(Stored items)
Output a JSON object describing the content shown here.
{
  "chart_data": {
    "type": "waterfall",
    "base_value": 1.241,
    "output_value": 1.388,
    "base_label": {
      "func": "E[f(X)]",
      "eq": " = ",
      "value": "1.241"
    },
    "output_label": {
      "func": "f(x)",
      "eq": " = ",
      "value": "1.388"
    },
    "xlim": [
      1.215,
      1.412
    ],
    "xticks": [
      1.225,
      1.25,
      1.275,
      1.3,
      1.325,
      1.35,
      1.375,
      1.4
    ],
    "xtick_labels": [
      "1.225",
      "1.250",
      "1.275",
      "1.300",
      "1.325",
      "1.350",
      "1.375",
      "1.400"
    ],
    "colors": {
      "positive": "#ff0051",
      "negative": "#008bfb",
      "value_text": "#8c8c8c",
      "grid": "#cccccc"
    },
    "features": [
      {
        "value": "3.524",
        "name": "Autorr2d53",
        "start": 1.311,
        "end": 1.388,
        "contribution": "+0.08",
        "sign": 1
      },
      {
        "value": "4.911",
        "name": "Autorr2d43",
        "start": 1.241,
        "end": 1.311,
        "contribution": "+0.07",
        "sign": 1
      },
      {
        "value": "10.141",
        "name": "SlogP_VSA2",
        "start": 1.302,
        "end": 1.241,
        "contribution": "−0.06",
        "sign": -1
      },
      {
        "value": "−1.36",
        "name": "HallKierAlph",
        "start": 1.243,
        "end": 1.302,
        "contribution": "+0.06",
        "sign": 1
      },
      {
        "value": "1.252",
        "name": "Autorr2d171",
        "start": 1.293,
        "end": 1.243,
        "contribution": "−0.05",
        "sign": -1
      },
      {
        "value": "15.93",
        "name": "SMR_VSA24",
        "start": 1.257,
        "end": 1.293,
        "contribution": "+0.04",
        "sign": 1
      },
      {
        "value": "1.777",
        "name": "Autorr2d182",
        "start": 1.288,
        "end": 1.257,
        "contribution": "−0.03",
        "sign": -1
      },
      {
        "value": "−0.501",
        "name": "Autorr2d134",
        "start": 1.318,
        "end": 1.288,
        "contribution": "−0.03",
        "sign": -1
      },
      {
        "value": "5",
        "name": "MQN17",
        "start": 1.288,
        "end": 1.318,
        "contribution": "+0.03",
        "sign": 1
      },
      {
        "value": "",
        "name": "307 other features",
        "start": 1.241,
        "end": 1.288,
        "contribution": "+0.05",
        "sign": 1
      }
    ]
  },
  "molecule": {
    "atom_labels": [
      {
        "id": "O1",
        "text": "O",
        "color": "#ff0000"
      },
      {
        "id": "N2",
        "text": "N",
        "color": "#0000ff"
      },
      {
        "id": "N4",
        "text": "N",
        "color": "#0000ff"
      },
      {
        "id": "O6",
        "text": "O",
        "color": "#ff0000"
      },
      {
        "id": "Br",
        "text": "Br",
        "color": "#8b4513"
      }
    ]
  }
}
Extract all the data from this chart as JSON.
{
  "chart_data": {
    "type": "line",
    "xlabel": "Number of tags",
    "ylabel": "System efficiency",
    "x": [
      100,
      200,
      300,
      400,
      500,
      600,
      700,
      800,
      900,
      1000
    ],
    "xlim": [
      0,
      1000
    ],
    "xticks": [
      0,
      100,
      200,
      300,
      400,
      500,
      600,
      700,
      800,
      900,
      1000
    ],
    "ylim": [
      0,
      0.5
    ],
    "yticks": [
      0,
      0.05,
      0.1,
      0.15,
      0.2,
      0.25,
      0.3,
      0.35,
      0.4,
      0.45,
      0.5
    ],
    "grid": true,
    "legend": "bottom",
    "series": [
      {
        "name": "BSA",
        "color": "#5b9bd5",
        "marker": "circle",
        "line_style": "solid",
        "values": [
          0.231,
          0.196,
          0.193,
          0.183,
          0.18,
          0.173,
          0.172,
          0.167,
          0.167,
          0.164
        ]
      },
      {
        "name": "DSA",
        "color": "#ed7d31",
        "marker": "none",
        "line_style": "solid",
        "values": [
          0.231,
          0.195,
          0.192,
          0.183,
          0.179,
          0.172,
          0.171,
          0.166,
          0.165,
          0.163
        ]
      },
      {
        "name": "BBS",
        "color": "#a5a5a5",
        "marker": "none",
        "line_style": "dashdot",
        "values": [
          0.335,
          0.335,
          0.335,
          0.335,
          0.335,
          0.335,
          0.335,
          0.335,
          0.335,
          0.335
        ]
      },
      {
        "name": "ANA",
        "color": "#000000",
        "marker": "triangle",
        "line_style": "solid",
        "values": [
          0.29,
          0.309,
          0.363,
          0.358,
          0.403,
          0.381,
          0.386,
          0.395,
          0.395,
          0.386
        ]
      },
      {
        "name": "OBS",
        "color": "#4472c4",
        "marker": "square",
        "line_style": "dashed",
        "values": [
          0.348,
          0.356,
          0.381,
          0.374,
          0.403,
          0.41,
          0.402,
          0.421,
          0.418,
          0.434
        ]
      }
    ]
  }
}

Problem to solve: Each entry above is to be printed again exactly.

Result for this task:
Output a JSON object describing the content shown here.
{
  "chart_data": {
    "type": "waterfall",
    "base_value": 1.241,
    "output_value": 1.388,
    "base_label": {
      "func": "E[f(X)]",
      "eq": " = ",
      "value": "1.241"
    },
    "output_label": {
      "func": "f(x)",
      "eq": " = ",
      "value": "1.388"
    },
    "xlim": [
      1.215,
      1.412
    ],
    "xticks": [
      1.225,
      1.25,
      1.275,
      1.3,
      1.325,
      1.35,
      1.375,
      1.4
    ],
    "xtick_labels": [
      "1.225",
      "1.250",
      "1.275",
      "1.300",
      "1.325",
      "1.350",
      "1.375",
      "1.400"
    ],
    "colors": {
      "positive": "#ff0051",
      "negative": "#008bfb",
      "value_text": "#8c8c8c",
      "grid": "#cccccc"
    },
    "features": [
      {
        "value": "3.524",
        "name": "Autorr2d53",
        "start": 1.311,
        "end": 1.388,
        "contribution": "+0.08",
        "sign": 1
      },
      {
        "value": "4.911",
        "name": "Autorr2d43",
        "start": 1.241,
        "end": 1.311,
        "contribution": "+0.07",
        "sign": 1
      },
      {
        "value": "10.141",
        "name": "SlogP_VSA2",
        "start": 1.302,
        "end": 1.241,
        "contribution": "−0.06",
        "sign": -1
      },
      {
        "value": "−1.36",
        "name": "HallKierAlph",
        "start": 1.243,
        "end": 1.302,
        "contribution": "+0.06",
        "sign": 1
      },
      {
        "value": "1.252",
        "name": "Autorr2d171",
        "start": 1.293,
        "end": 1.243,
        "contribution": "−0.05",
        "sign": -1
      },
      {
        "value": "15.93",
        "name": "SMR_VSA24",
        "start": 1.257,
        "end": 1.293,
        "contribution": "+0.04",
        "sign": 1
      },
      {
        "value": "1.777",
        "name": "Autorr2d182",
        "start": 1.288,
        "end": 1.257,
        "contribution": "−0.03",
        "sign": -1
      },
      {
        "value": "−0.501",
        "name": "Autorr2d134",
        "start": 1.318,
        "end": 1.288,
        "contribution": "−0.03",
        "sign": -1
      },
      {
        "value": "5",
        "name": "MQN17",
        "start": 1.288,
        "end": 1.318,
        "contribution": "+0.03",
        "sign": 1
      },
      {
        "value": "",
        "name": "307 other features",
        "start": 1.241,
        "end": 1.288,
        "contribution": "+0.05",
        "sign": 1
      }
    ]
  },
  "molecule": {
    "atom_labels": [
      {
        "id": "O1",
        "text": "O",
        "color": "#ff0000"
      },
      {
        "id": "N2",
        "text": "N",
        "color": "#0000ff"
      },
      {
        "id": "N4",
        "text": "N",
        "color": "#0000ff"
      },
      {
        "id": "O6",
        "text": "O",
        "color": "#ff0000"
      },
      {
        "id": "Br",
        "text": "Br",
        "color": "#8b4513"
      }
    ]
  }
}
Extract all the data from this chart as JSON.
{
  "chart_data": {
    "type": "line",
    "xlabel": "Number of tags",
    "ylabel": "System efficiency",
    "x": [
      100,
      200,
      300,
      400,
      500,
      600,
      700,
      800,
      900,
      1000
    ],
    "xlim": [
      0,
      1000
    ],
    "xticks": [
      0,
      100,
      200,
      300,
      400,
      500,
      600,
      700,
      800,
      900,
      1000
    ],
    "ylim": [
      0,
      0.5
    ],
    "yticks": [
      0,
      0.05,
      0.1,
      0.15,
      0.2,
      0.25,
      0.3,
      0.35,
      0.4,
      0.45,
      0.5
    ],
    "grid": true,
    "legend": "bottom",
    "series": [
      {
        "name": "BSA",
        "color": "#5b9bd5",
        "marker": "circle",
        "line_style": "solid",
        "values": [
          0.231,
          0.196,
          0.193,
          0.183,
          0.18,
          0.173,
          0.172,
          0.167,
          0.167,
          0.164
        ]
      },
      {
        "name": "DSA",
        "color": "#ed7d31",
        "marker": "none",
        "line_style": "solid",
        "values": [
          0.231,
          0.195,
          0.192,
          0.183,
          0.179,
          0.172,
          0.171,
          0.166,
          0.165,
          0.163
        ]
      },
      {
        "name": "BBS",
        "color": "#a5a5a5",
        "marker": "none",
        "line_style": "dashdot",
        "values": [
          0.335,
          0.335,
          0.335,
          0.335,
          0.335,
          0.335,
          0.335,
          0.335,
          0.335,
          0.335
        ]
      },
      {
        "name": "ANA",
        "color": "#000000",
        "marker": "triangle",
        "line_style": "solid",
        "values": [
          0.29,
          0.309,
          0.363,
          0.358,
          0.403,
          0.381,
          0.386,
          0.395,
          0.395,
          0.386
        ]
      },
      {
        "name": "OBS",
        "color": "#4472c4",
        "marker": "square",
        "line_style": "dashed",
        "values": [
          0.348,
          0.356,
          0.381,
          0.374,
          0.403,
          0.41,
          0.402,
          0.421,
          0.418,
          0.434
        ]
      }
    ]
  }
}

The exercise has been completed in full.